(Chart and figure data)

┌──

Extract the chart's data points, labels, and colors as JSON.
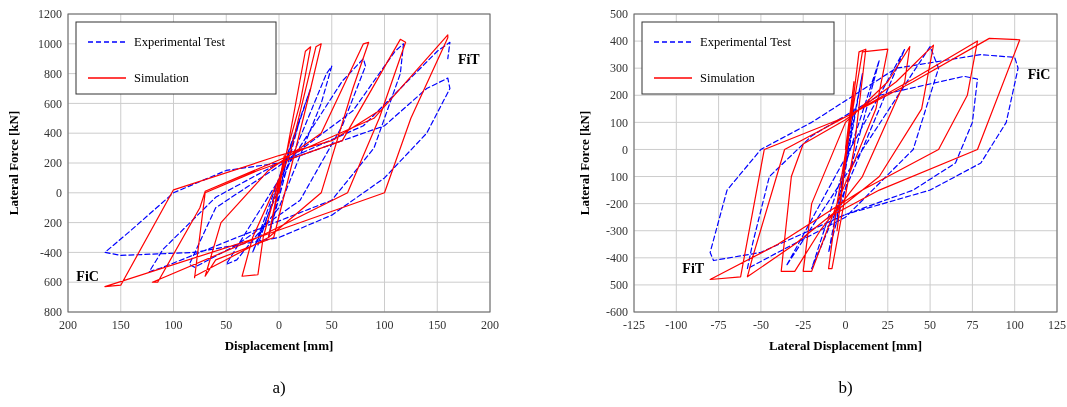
{
  "chart_data": [
    {
      "type": "line",
      "xlabel": "Displacement [mm]",
      "ylabel": "Lateral Force [kN]",
      "xlim": [
        -200,
        200
      ],
      "ylim": [
        -800,
        1200
      ],
      "xticks": [
        {
          "value": -200,
          "label": "200"
        },
        {
          "value": -150,
          "label": "150"
        },
        {
          "value": -100,
          "label": "100"
        },
        {
          "value": -50,
          "label": "50"
        },
        0,
        50,
        100,
        150,
        200
      ],
      "yticks": [
        {
          "value": -800,
          "label": "800"
        },
        {
          "value": -600,
          "label": "600"
        },
        -400,
        {
          "value": -200,
          "label": "200"
        },
        0,
        200,
        400,
        600,
        800,
        1000,
        1200
      ],
      "grid": true,
      "legend": "top left",
      "annotations": [
        {
          "text": "FiT",
          "x": 162,
          "y": 1010
        },
        {
          "text": "FiC",
          "x": -165,
          "y": -630
        },
        "a)"
      ],
      "series": [
        {
          "name": "Experimental Test",
          "color": "#0000ff",
          "line_style": "dashed",
          "x": [
            0,
            10,
            -10,
            20,
            -20,
            30,
            -25,
            45,
            50,
            40,
            0,
            -40,
            -50,
            -30,
            10,
            60,
            80,
            82,
            60,
            20,
            -40,
            -80,
            -85,
            -60,
            0,
            70,
            110,
            118,
            115,
            90,
            50,
            -40,
            -110,
            -123,
            -110,
            -60,
            0,
            100,
            140,
            160,
            162,
            140,
            100,
            50,
            0,
            -80,
            -150,
            -165,
            -140,
            -100,
            -50,
            0,
            80,
            150,
            162,
            160
          ],
          "values": [
            0,
            300,
            -300,
            500,
            -350,
            700,
            -400,
            800,
            850,
            600,
            -100,
            -450,
            -480,
            -250,
            200,
            750,
            900,
            850,
            450,
            -50,
            -350,
            -500,
            -480,
            -100,
            180,
            550,
            950,
            1000,
            800,
            300,
            -50,
            -300,
            -500,
            -530,
            -380,
            -30,
            200,
            450,
            700,
            770,
            700,
            400,
            100,
            -150,
            -300,
            -400,
            -420,
            -400,
            -250,
            0,
            150,
            200,
            450,
            950,
            1010,
            900
          ]
        },
        {
          "name": "Simulation",
          "color": "#ff0000",
          "line_style": "solid",
          "x": [
            0,
            5,
            -10,
            8,
            25,
            30,
            20,
            -15,
            -20,
            -35,
            -25,
            10,
            35,
            40,
            30,
            -5,
            -60,
            -70,
            -55,
            -10,
            40,
            80,
            85,
            70,
            40,
            -10,
            -80,
            -80,
            -70,
            -20,
            60,
            115,
            120,
            95,
            65,
            -20,
            -120,
            -115,
            -75,
            -70,
            0,
            90,
            160,
            160,
            125,
            110,
            100,
            -20,
            -165,
            -150,
            -100,
            0,
            50,
            95
          ],
          "values": [
            0,
            250,
            -300,
            300,
            950,
            980,
            600,
            -300,
            -550,
            -560,
            -300,
            250,
            980,
            1000,
            700,
            -300,
            -450,
            -560,
            -200,
            150,
            400,
            1000,
            1010,
            700,
            0,
            -300,
            -560,
            -570,
            0,
            150,
            350,
            1030,
            1010,
            500,
            0,
            -300,
            -600,
            -600,
            -100,
            10,
            220,
            500,
            1060,
            1040,
            500,
            200,
            0,
            -300,
            -630,
            -620,
            20,
            250,
            350,
            550
          ]
        }
      ]
    },
    {
      "type": "line",
      "xlabel": "Lateral Displacement [mm]",
      "ylabel": "Lateral Force [kN]",
      "xlim": [
        -125,
        125
      ],
      "ylim": [
        -600,
        500
      ],
      "xticks": [
        -125,
        -100,
        -75,
        -50,
        -25,
        0,
        25,
        50,
        75,
        100,
        125
      ],
      "yticks": [
        -600,
        {
          "value": -500,
          "label": "500"
        },
        -400,
        -300,
        -200,
        {
          "value": -100,
          "label": "100"
        },
        0,
        100,
        200,
        300,
        400,
        500
      ],
      "grid": true,
      "legend": "top left",
      "annotations": [
        {
          "text": "FiC",
          "x": 103,
          "y": 340
        },
        {
          "text": "FiT",
          "x": -80,
          "y": -480
        },
        "b)"
      ],
      "series": [
        {
          "name": "Experimental Test",
          "color": "#0000ff",
          "line_style": "dashed",
          "x": [
            0,
            5,
            -5,
            10,
            -10,
            20,
            -20,
            35,
            -35,
            50,
            55,
            40,
            0,
            -40,
            -58,
            -55,
            -45,
            -20,
            20,
            70,
            78,
            75,
            65,
            40,
            0,
            -50,
            -78,
            -80,
            -70,
            -50,
            -20,
            30,
            80,
            100,
            102,
            95,
            80,
            50,
            0
          ],
          "values": [
            0,
            150,
            -250,
            280,
            -380,
            330,
            -440,
            370,
            -430,
            380,
            300,
            0,
            -250,
            -380,
            -440,
            -350,
            -100,
            50,
            200,
            270,
            260,
            100,
            -50,
            -150,
            -240,
            -380,
            -410,
            -380,
            -150,
            0,
            100,
            300,
            350,
            340,
            300,
            100,
            -50,
            -150,
            -240
          ]
        },
        {
          "name": "Simulation",
          "color": "#ff0000",
          "line_style": "solid",
          "x": [
            0,
            5,
            -5,
            8,
            12,
            5,
            -8,
            -10,
            -5,
            10,
            25,
            18,
            -5,
            -20,
            -25,
            -20,
            0,
            25,
            38,
            35,
            10,
            -15,
            -30,
            -38,
            -32,
            -25,
            0,
            30,
            52,
            45,
            20,
            -30,
            -58,
            -55,
            -36,
            0,
            40,
            78,
            72,
            55,
            10,
            -40,
            -80,
            -62,
            -48,
            0,
            40,
            85,
            103,
            78,
            20,
            -10
          ],
          "values": [
            0,
            250,
            -300,
            360,
            370,
            0,
            -440,
            -440,
            -200,
            360,
            370,
            150,
            -200,
            -450,
            -450,
            -200,
            100,
            250,
            380,
            250,
            -100,
            -300,
            -450,
            -450,
            -100,
            20,
            110,
            250,
            385,
            150,
            -100,
            -350,
            -470,
            -400,
            0,
            120,
            260,
            400,
            200,
            0,
            -150,
            -350,
            -480,
            -470,
            0,
            120,
            250,
            410,
            405,
            0,
            -150,
            -250
          ]
        }
      ]
    }
  ]
}
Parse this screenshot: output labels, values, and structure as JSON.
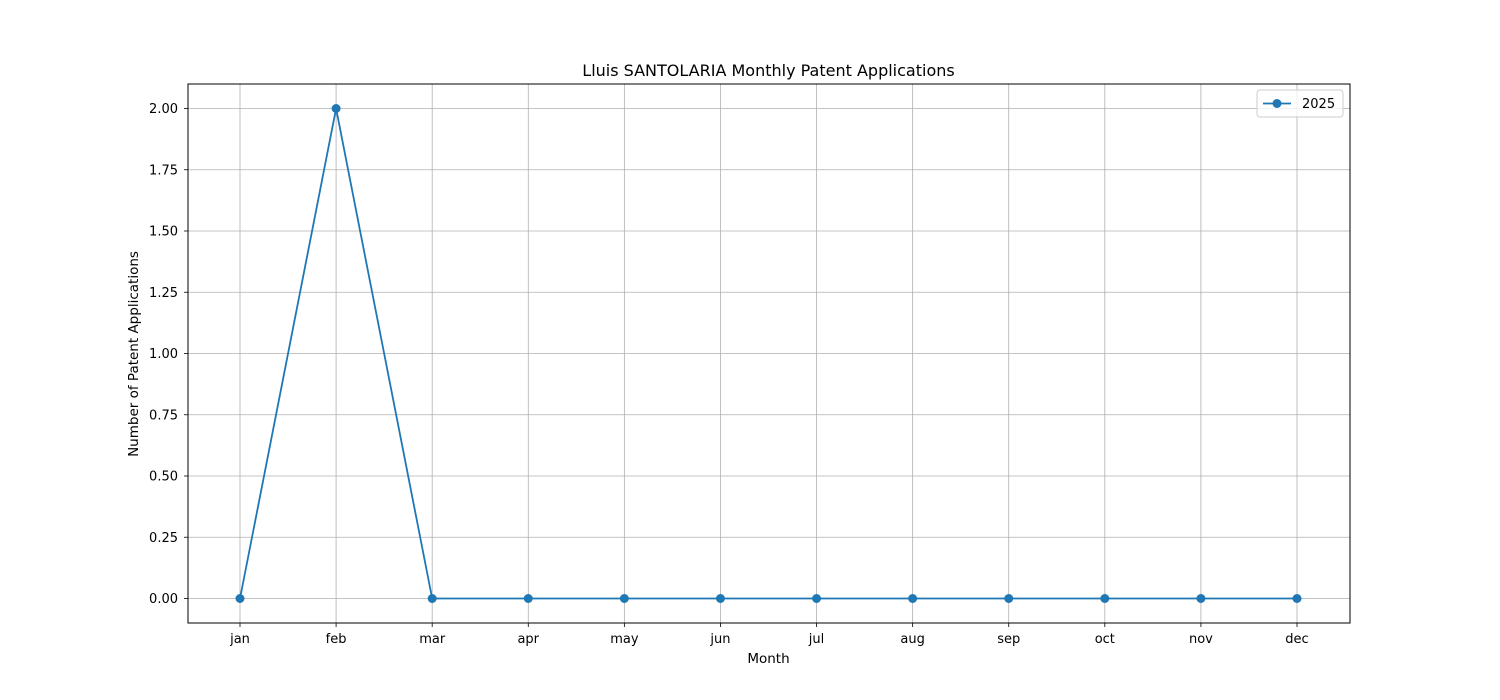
{
  "chart_data": {
    "type": "line",
    "title": "Lluis SANTOLARIA Monthly Patent Applications",
    "xlabel": "Month",
    "ylabel": "Number of Patent Applications",
    "categories": [
      "jan",
      "feb",
      "mar",
      "apr",
      "may",
      "jun",
      "jul",
      "aug",
      "sep",
      "oct",
      "nov",
      "dec"
    ],
    "series": [
      {
        "name": "2025",
        "values": [
          0,
          2,
          0,
          0,
          0,
          0,
          0,
          0,
          0,
          0,
          0,
          0
        ],
        "color": "#1f77b4",
        "marker": "circle"
      }
    ],
    "ylim": [
      -0.1,
      2.1
    ],
    "yticks": [
      0.0,
      0.25,
      0.5,
      0.75,
      1.0,
      1.25,
      1.5,
      1.75,
      2.0
    ],
    "ytick_labels": [
      "0.00",
      "0.25",
      "0.50",
      "0.75",
      "1.00",
      "1.25",
      "1.50",
      "1.75",
      "2.00"
    ],
    "grid": true,
    "legend_position": "top-right",
    "grid_color": "#b0b0b0"
  }
}
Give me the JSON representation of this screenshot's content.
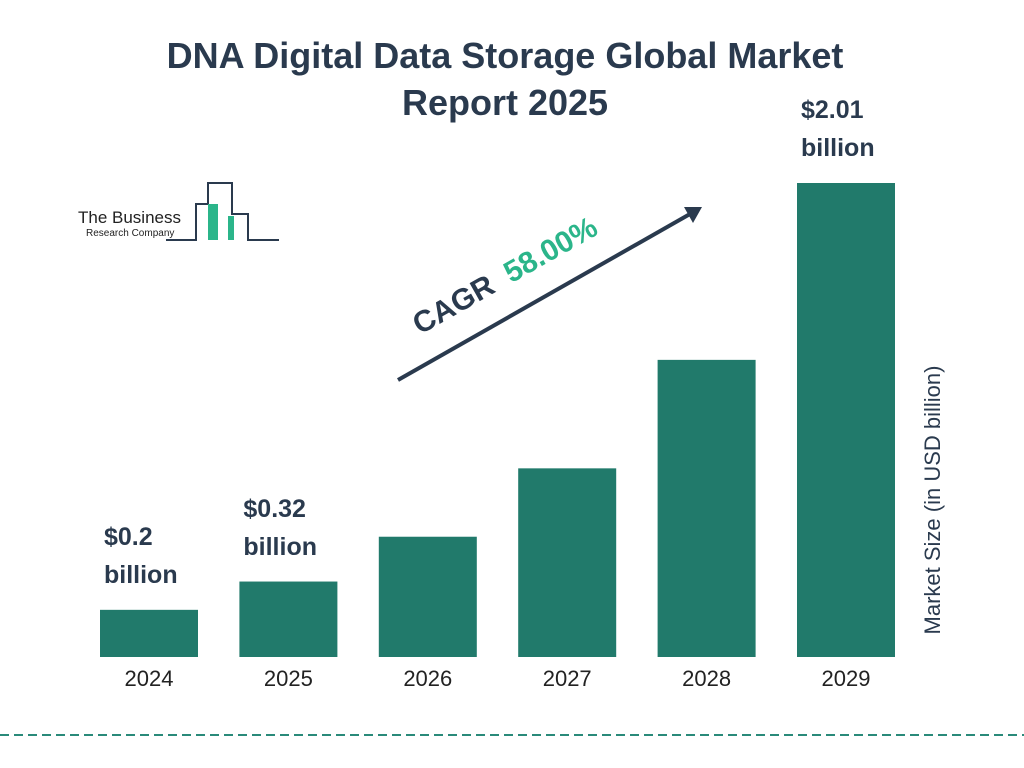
{
  "chart_data": {
    "type": "bar",
    "title": "DNA Digital Data Storage Global Market Report 2025",
    "categories": [
      "2024",
      "2025",
      "2026",
      "2027",
      "2028",
      "2029"
    ],
    "values": [
      0.2,
      0.32,
      0.51,
      0.8,
      1.26,
      2.01
    ],
    "value_labels": [
      "$0.2 billion",
      "$0.32 billion",
      null,
      null,
      null,
      "$2.01 billion"
    ],
    "color": "#217a6b",
    "y_axis_label": "Market Size (in USD billion)",
    "cagr_label": "CAGR",
    "cagr_value": "58.00%",
    "logo": {
      "line1": "The Business",
      "line2": "Research Company"
    }
  }
}
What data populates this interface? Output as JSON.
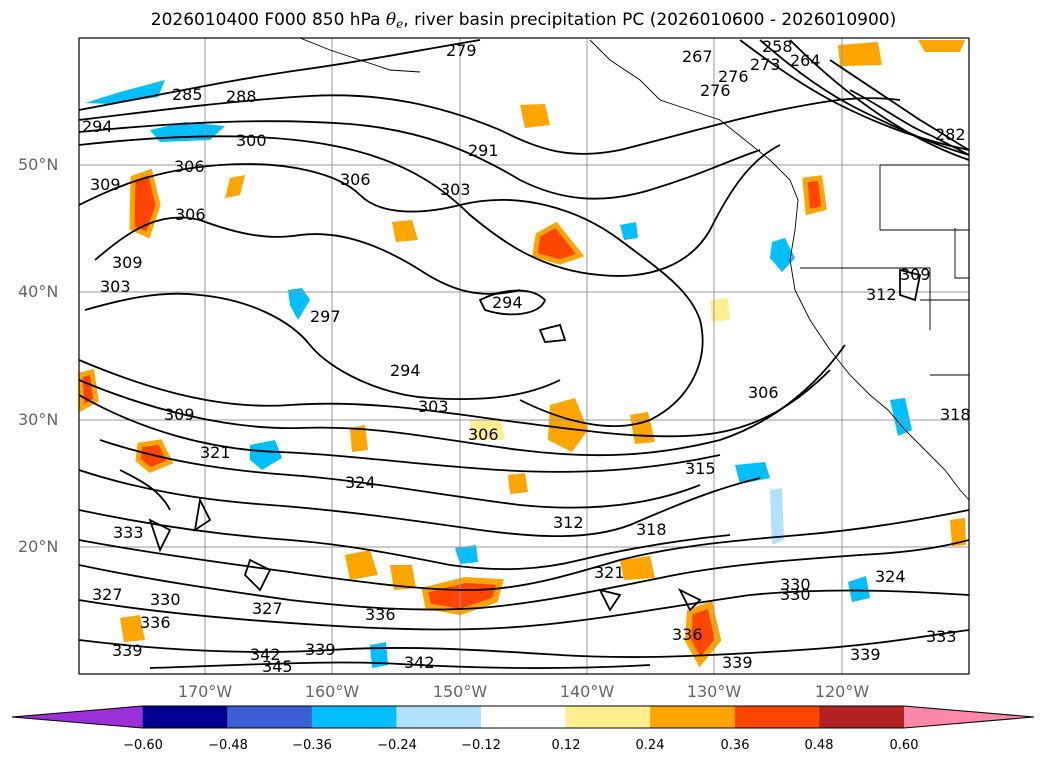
{
  "title": {
    "prefix": "2026010400 F000 850 hPa ",
    "theta": "θ",
    "theta_sub": "e",
    "suffix": ", river basin precipitation PC (2026010600 - 2026010900)"
  },
  "lat_labels": [
    "50°N",
    "40°N",
    "30°N",
    "20°N"
  ],
  "lon_labels": [
    "170°W",
    "160°W",
    "150°W",
    "140°W",
    "130°W",
    "120°W"
  ],
  "contour_labels": [
    "279",
    "285",
    "288",
    "294",
    "300",
    "306",
    "309",
    "306",
    "309",
    "303",
    "297",
    "294",
    "294",
    "291",
    "306",
    "303",
    "303",
    "306",
    "309",
    "321",
    "324",
    "333",
    "327",
    "330",
    "336",
    "327",
    "330",
    "336",
    "339",
    "342",
    "345",
    "339",
    "342",
    "312",
    "315",
    "318",
    "321",
    "336",
    "339",
    "339",
    "330",
    "324",
    "333",
    "306",
    "309",
    "312",
    "318",
    "267",
    "273",
    "276",
    "276",
    "282",
    "258",
    "264"
  ],
  "colorbar": {
    "colors": [
      "#9b30d9",
      "#000090",
      "#3c5fd4",
      "#00bfff",
      "#b0e2ff",
      "#ffffff",
      "#ffee90",
      "#ffa500",
      "#ff4500",
      "#b22222",
      "#ff88aa"
    ],
    "ticks": [
      "−0.60",
      "−0.48",
      "−0.36",
      "−0.24",
      "−0.12",
      "0.12",
      "0.24",
      "0.36",
      "0.48",
      "0.60"
    ]
  }
}
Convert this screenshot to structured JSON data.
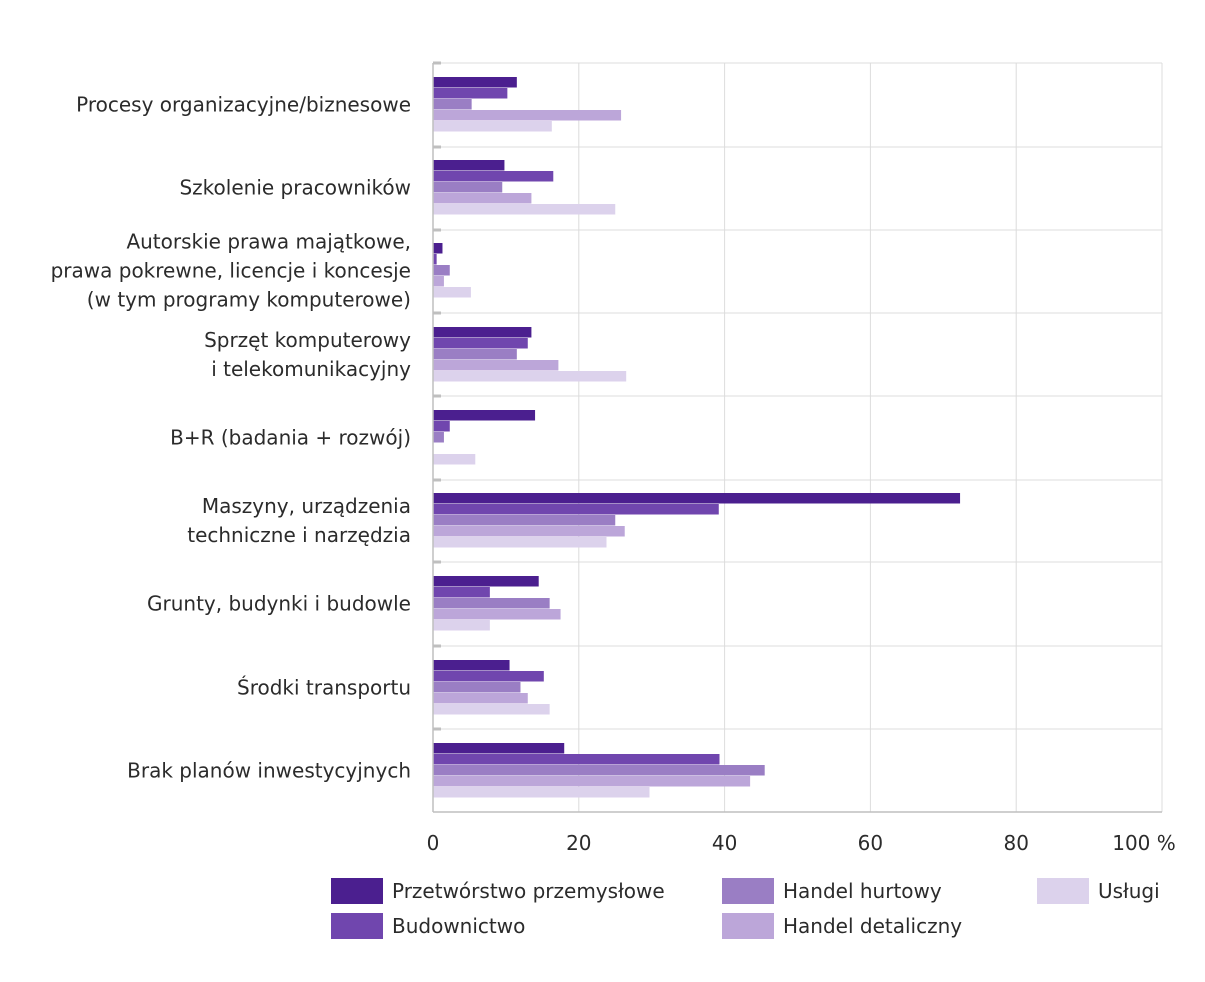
{
  "chart_data": {
    "type": "bar",
    "orientation": "horizontal",
    "categories": [
      [
        "Procesy organizacyjne/biznesowe"
      ],
      [
        "Szkolenie pracowników"
      ],
      [
        "Autorskie prawa majątkowe,",
        "prawa pokrewne, licencje i koncesje",
        "(w tym programy komputerowe)"
      ],
      [
        "Sprzęt komputerowy",
        "i telekomunikacyjny"
      ],
      [
        "B+R (badania + rozwój)"
      ],
      [
        "Maszyny, urządzenia",
        "techniczne i narzędzia"
      ],
      [
        "Grunty, budynki i budowle"
      ],
      [
        "Środki transportu"
      ],
      [
        "Brak planów inwestycyjnych"
      ]
    ],
    "series": [
      {
        "name": "Przetwórstwo przemysłowe",
        "color": "#4b1f8f",
        "values": [
          11.5,
          9.8,
          1.3,
          13.5,
          14.0,
          72.3,
          14.5,
          10.5,
          18.0
        ]
      },
      {
        "name": "Budownictwo",
        "color": "#7046ae",
        "values": [
          10.2,
          16.5,
          0.5,
          13.0,
          2.3,
          39.2,
          7.8,
          15.2,
          39.3
        ]
      },
      {
        "name": "Handel hurtowy",
        "color": "#9a7ec4",
        "values": [
          5.3,
          9.5,
          2.3,
          11.5,
          1.5,
          25.0,
          16.0,
          12.0,
          45.5
        ]
      },
      {
        "name": "Handel detaliczny",
        "color": "#bca6d9",
        "values": [
          25.8,
          13.5,
          1.5,
          17.2,
          0.0,
          26.3,
          17.5,
          13.0,
          43.5
        ]
      },
      {
        "name": "Usługi",
        "color": "#dcd2ec",
        "values": [
          16.3,
          25.0,
          5.2,
          26.5,
          5.8,
          23.8,
          7.8,
          16.0,
          29.7
        ]
      }
    ],
    "xlim": [
      0,
      100
    ],
    "xticks": [
      "0",
      "20",
      "40",
      "60",
      "80",
      "100 %"
    ],
    "grid": true,
    "legend_position": "bottom"
  }
}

└──

**STATED TASK:** Wherever the string "colors" appears in the entries above, list that line.

**FULL RESPONSE:**
Extract the chart's data points, labels, and colors as JSON.
    "colors": [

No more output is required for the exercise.